**Exercise goal**: Only the pictures are omitted; repeat all other data exactly.

-=-=-

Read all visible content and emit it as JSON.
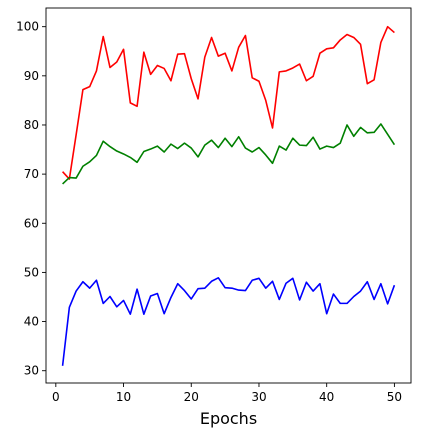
{
  "chart_data": {
    "type": "line",
    "title": "",
    "xlabel": "Epochs",
    "ylabel": "",
    "xlim": [
      -1.45,
      52.45
    ],
    "ylim": [
      27.5,
      103.8
    ],
    "xticks": [
      0,
      10,
      20,
      30,
      40,
      50
    ],
    "yticks": [
      30,
      40,
      50,
      60,
      70,
      80,
      90,
      100
    ],
    "grid": false,
    "legend": "none",
    "x": [
      1,
      2,
      3,
      4,
      5,
      6,
      7,
      8,
      9,
      10,
      11,
      12,
      13,
      14,
      15,
      16,
      17,
      18,
      19,
      20,
      21,
      22,
      23,
      24,
      25,
      26,
      27,
      28,
      29,
      30,
      31,
      32,
      33,
      34,
      35,
      36,
      37,
      38,
      39,
      40,
      41,
      42,
      43,
      44,
      45,
      46,
      47,
      48,
      49,
      50
    ],
    "series": [
      {
        "name": "red",
        "color": "#ff0000",
        "values": [
          70.5,
          69.0,
          78.0,
          87.2,
          87.8,
          91.0,
          98.0,
          91.7,
          92.8,
          95.4,
          84.5,
          83.8,
          94.8,
          90.3,
          92.1,
          91.5,
          89.0,
          94.4,
          94.5,
          89.4,
          85.3,
          93.8,
          97.8,
          94.0,
          94.6,
          91.0,
          95.8,
          98.2,
          89.6,
          88.9,
          85.0,
          79.4,
          90.8,
          91.0,
          91.6,
          92.4,
          89.0,
          89.9,
          94.6,
          95.5,
          95.7,
          97.3,
          98.4,
          97.8,
          96.4,
          88.4,
          89.2,
          96.8,
          100.0,
          98.8
        ]
      },
      {
        "name": "green",
        "color": "#008000",
        "values": [
          68.0,
          69.3,
          69.2,
          71.6,
          72.5,
          73.8,
          76.7,
          75.6,
          74.7,
          74.1,
          73.4,
          72.4,
          74.6,
          75.1,
          75.7,
          74.5,
          76.1,
          75.2,
          76.3,
          75.3,
          73.5,
          75.9,
          76.9,
          75.4,
          77.3,
          75.6,
          77.6,
          75.3,
          74.5,
          75.4,
          73.9,
          72.2,
          75.7,
          74.9,
          77.3,
          75.9,
          75.8,
          77.5,
          75.1,
          75.7,
          75.4,
          76.3,
          80.0,
          77.7,
          79.5,
          78.4,
          78.5,
          80.2,
          78.1,
          76.0
        ]
      },
      {
        "name": "blue",
        "color": "#0000ff",
        "values": [
          31.0,
          42.9,
          46.2,
          48.1,
          46.8,
          48.4,
          43.7,
          45.1,
          43.0,
          44.3,
          41.5,
          46.6,
          41.5,
          45.2,
          45.7,
          41.6,
          44.9,
          47.7,
          46.3,
          44.6,
          46.7,
          46.8,
          48.2,
          48.9,
          46.9,
          46.8,
          46.4,
          46.3,
          48.4,
          48.8,
          46.8,
          48.2,
          44.5,
          47.8,
          48.8,
          44.4,
          48.0,
          46.2,
          47.7,
          41.6,
          45.6,
          43.7,
          43.7,
          45.1,
          46.2,
          48.1,
          44.5,
          47.7,
          43.6,
          47.4
        ]
      }
    ]
  }
}
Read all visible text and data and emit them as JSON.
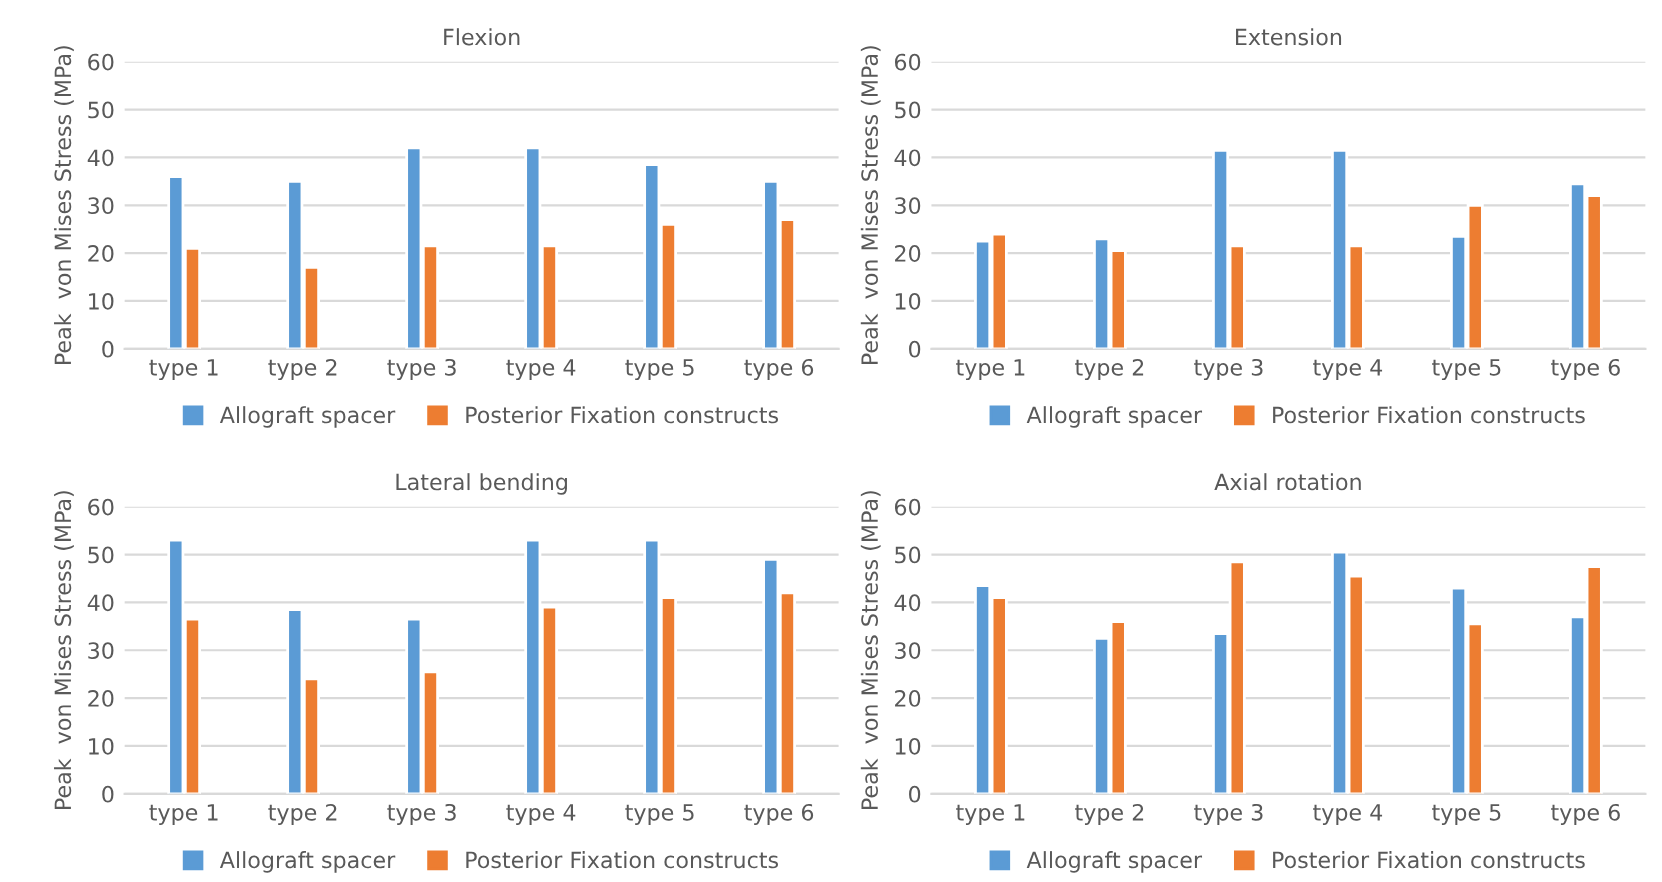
{
  "chart_data": [
    {
      "type": "bar",
      "title": "Flexion",
      "ylabel": "Peak  von Mises Stress (MPa)",
      "categories": [
        "type 1",
        "type 2",
        "type 3",
        "type 4",
        "type 5",
        "type 6"
      ],
      "ylim": [
        0,
        60
      ],
      "yticks": [
        0,
        10,
        20,
        30,
        40,
        50,
        60
      ],
      "grid": "y",
      "legend": "bottom",
      "series": [
        {
          "name": "Allograft spacer",
          "color": "#5b9bd5",
          "values": [
            36,
            35,
            42,
            42,
            38.5,
            35
          ]
        },
        {
          "name": "Posterior Fixation constructs",
          "color": "#ed7d31",
          "values": [
            21,
            17,
            21.5,
            21.5,
            26,
            27
          ]
        }
      ]
    },
    {
      "type": "bar",
      "title": "Extension",
      "ylabel": "Peak  von Mises Stress (MPa)",
      "categories": [
        "type 1",
        "type 2",
        "type 3",
        "type 4",
        "type 5",
        "type 6"
      ],
      "ylim": [
        0,
        60
      ],
      "yticks": [
        0,
        10,
        20,
        30,
        40,
        50,
        60
      ],
      "grid": "y",
      "legend": "bottom",
      "series": [
        {
          "name": "Allograft spacer",
          "color": "#5b9bd5",
          "values": [
            22.5,
            23,
            41.5,
            41.5,
            23.5,
            34.5
          ]
        },
        {
          "name": "Posterior Fixation constructs",
          "color": "#ed7d31",
          "values": [
            24,
            20.5,
            21.5,
            21.5,
            30,
            32
          ]
        }
      ]
    },
    {
      "type": "bar",
      "title": "Lateral bending",
      "ylabel": "Peak  von Mises Stress (MPa)",
      "categories": [
        "type 1",
        "type 2",
        "type 3",
        "type 4",
        "type 5",
        "type 6"
      ],
      "ylim": [
        0,
        60
      ],
      "yticks": [
        0,
        10,
        20,
        30,
        40,
        50,
        60
      ],
      "grid": "y",
      "legend": "bottom",
      "series": [
        {
          "name": "Allograft spacer",
          "color": "#5b9bd5",
          "values": [
            53,
            38.5,
            36.5,
            53,
            53,
            49
          ]
        },
        {
          "name": "Posterior Fixation constructs",
          "color": "#ed7d31",
          "values": [
            36.5,
            24,
            25.5,
            39,
            41,
            42
          ]
        }
      ]
    },
    {
      "type": "bar",
      "title": "Axial rotation",
      "ylabel": "Peak  von Mises Stress (MPa)",
      "categories": [
        "type 1",
        "type 2",
        "type 3",
        "type 4",
        "type 5",
        "type 6"
      ],
      "ylim": [
        0,
        60
      ],
      "yticks": [
        0,
        10,
        20,
        30,
        40,
        50,
        60
      ],
      "grid": "y",
      "legend": "bottom",
      "series": [
        {
          "name": "Allograft spacer",
          "color": "#5b9bd5",
          "values": [
            43.5,
            32.5,
            33.5,
            50.5,
            43,
            37
          ]
        },
        {
          "name": "Posterior Fixation constructs",
          "color": "#ed7d31",
          "values": [
            41,
            36,
            48.5,
            45.5,
            35.5,
            47.5
          ]
        }
      ]
    }
  ]
}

-=-=-

**Written answer**:
Read all visible content and emit it as JSON.
{
  "chart_data": {
    "type": "line",
    "title": "",
    "xlabel": "Epochs",
    "ylabel": "",
    "xlim": [
      -1.45,
      52.45
    ],
    "ylim": [
      27.5,
      103.8
    ],
    "xticks": [
      0,
      10,
      20,
      30,
      40,
      50
    ],
    "yticks": [
      30,
      40,
      50,
      60,
      70,
      80,
      90,
      100
    ],
    "grid": false,
    "legend": "none",
    "x": [
      1,
      2,
      3,
      4,
      5,
      6,
      7,
      8,
      9,
      10,
      11,
      12,
      13,
      14,
      15,
      16,
      17,
      18,
      19,
      20,
      21,
      22,
      23,
      24,
      25,
      26,
      27,
      28,
      29,
      30,
      31,
      32,
      33,
      34,
      35,
      36,
      37,
      38,
      39,
      40,
      41,
      42,
      43,
      44,
      45,
      46,
      47,
      48,
      49,
      50
    ],
    "series": [
      {
        "name": "red",
        "color": "#ff0000",
        "values": [
          70.5,
          69.0,
          78.0,
          87.2,
          87.8,
          91.0,
          98.0,
          91.7,
          92.8,
          95.4,
          84.5,
          83.8,
          94.8,
          90.3,
          92.1,
          91.5,
          89.0,
          94.4,
          94.5,
          89.4,
          85.3,
          93.8,
          97.8,
          94.0,
          94.6,
          91.0,
          95.8,
          98.2,
          89.6,
          88.9,
          85.0,
          79.4,
          90.8,
          91.0,
          91.6,
          92.4,
          89.0,
          89.9,
          94.6,
          95.5,
          95.7,
          97.3,
          98.4,
          97.8,
          96.4,
          88.4,
          89.2,
          96.8,
          100.0,
          98.8
        ]
      },
      {
        "name": "green",
        "color": "#008000",
        "values": [
          68.0,
          69.3,
          69.2,
          71.6,
          72.5,
          73.8,
          76.7,
          75.6,
          74.7,
          74.1,
          73.4,
          72.4,
          74.6,
          75.1,
          75.7,
          74.5,
          76.1,
          75.2,
          76.3,
          75.3,
          73.5,
          75.9,
          76.9,
          75.4,
          77.3,
          75.6,
          77.6,
          75.3,
          74.5,
          75.4,
          73.9,
          72.2,
          75.7,
          74.9,
          77.3,
          75.9,
          75.8,
          77.5,
          75.1,
          75.7,
          75.4,
          76.3,
          80.0,
          77.7,
          79.5,
          78.4,
          78.5,
          80.2,
          78.1,
          76.0
        ]
      },
      {
        "name": "blue",
        "color": "#0000ff",
        "values": [
          31.0,
          42.9,
          46.2,
          48.1,
          46.8,
          48.4,
          43.7,
          45.1,
          43.0,
          44.3,
          41.5,
          46.6,
          41.5,
          45.2,
          45.7,
          41.6,
          44.9,
          47.7,
          46.3,
          44.6,
          46.7,
          46.8,
          48.2,
          48.9,
          46.9,
          46.8,
          46.4,
          46.3,
          48.4,
          48.8,
          46.8,
          48.2,
          44.5,
          47.8,
          48.8,
          44.4,
          48.0,
          46.2,
          47.7,
          41.6,
          45.6,
          43.7,
          43.7,
          45.1,
          46.2,
          48.1,
          44.5,
          47.7,
          43.6,
          47.4
        ]
      }
    ]
  }
}
Read all visible text and data and emit them as JSON.
{
  "chart_data": [
    {
      "type": "bar",
      "title": "Flexion",
      "ylabel": "Peak  von Mises Stress (MPa)",
      "categories": [
        "type 1",
        "type 2",
        "type 3",
        "type 4",
        "type 5",
        "type 6"
      ],
      "ylim": [
        0,
        60
      ],
      "yticks": [
        0,
        10,
        20,
        30,
        40,
        50,
        60
      ],
      "grid": "y",
      "legend": "bottom",
      "series": [
        {
          "name": "Allograft spacer",
          "color": "#5b9bd5",
          "values": [
            36,
            35,
            42,
            42,
            38.5,
            35
          ]
        },
        {
          "name": "Posterior Fixation constructs",
          "color": "#ed7d31",
          "values": [
            21,
            17,
            21.5,
            21.5,
            26,
            27
          ]
        }
      ]
    },
    {
      "type": "bar",
      "title": "Extension",
      "ylabel": "Peak  von Mises Stress (MPa)",
      "categories": [
        "type 1",
        "type 2",
        "type 3",
        "type 4",
        "type 5",
        "type 6"
      ],
      "ylim": [
        0,
        60
      ],
      "yticks": [
        0,
        10,
        20,
        30,
        40,
        50,
        60
      ],
      "grid": "y",
      "legend": "bottom",
      "series": [
        {
          "name": "Allograft spacer",
          "color": "#5b9bd5",
          "values": [
            22.5,
            23,
            41.5,
            41.5,
            23.5,
            34.5
          ]
        },
        {
          "name": "Posterior Fixation constructs",
          "color": "#ed7d31",
          "values": [
            24,
            20.5,
            21.5,
            21.5,
            30,
            32
          ]
        }
      ]
    },
    {
      "type": "bar",
      "title": "Lateral bending",
      "ylabel": "Peak  von Mises Stress (MPa)",
      "categories": [
        "type 1",
        "type 2",
        "type 3",
        "type 4",
        "type 5",
        "type 6"
      ],
      "ylim": [
        0,
        60
      ],
      "yticks": [
        0,
        10,
        20,
        30,
        40,
        50,
        60
      ],
      "grid": "y",
      "legend": "bottom",
      "series": [
        {
          "name": "Allograft spacer",
          "color": "#5b9bd5",
          "values": [
            53,
            38.5,
            36.5,
            53,
            53,
            49
          ]
        },
        {
          "name": "Posterior Fixation constructs",
          "color": "#ed7d31",
          "values": [
            36.5,
            24,
            25.5,
            39,
            41,
            42
          ]
        }
      ]
    },
    {
      "type": "bar",
      "title": "Axial rotation",
      "ylabel": "Peak  von Mises Stress (MPa)",
      "categories": [
        "type 1",
        "type 2",
        "type 3",
        "type 4",
        "type 5",
        "type 6"
      ],
      "ylim": [
        0,
        60
      ],
      "yticks": [
        0,
        10,
        20,
        30,
        40,
        50,
        60
      ],
      "grid": "y",
      "legend": "bottom",
      "series": [
        {
          "name": "Allograft spacer",
          "color": "#5b9bd5",
          "values": [
            43.5,
            32.5,
            33.5,
            50.5,
            43,
            37
          ]
        },
        {
          "name": "Posterior Fixation constructs",
          "color": "#ed7d31",
          "values": [
            41,
            36,
            48.5,
            45.5,
            35.5,
            47.5
          ]
        }
      ]
    }
  ]
}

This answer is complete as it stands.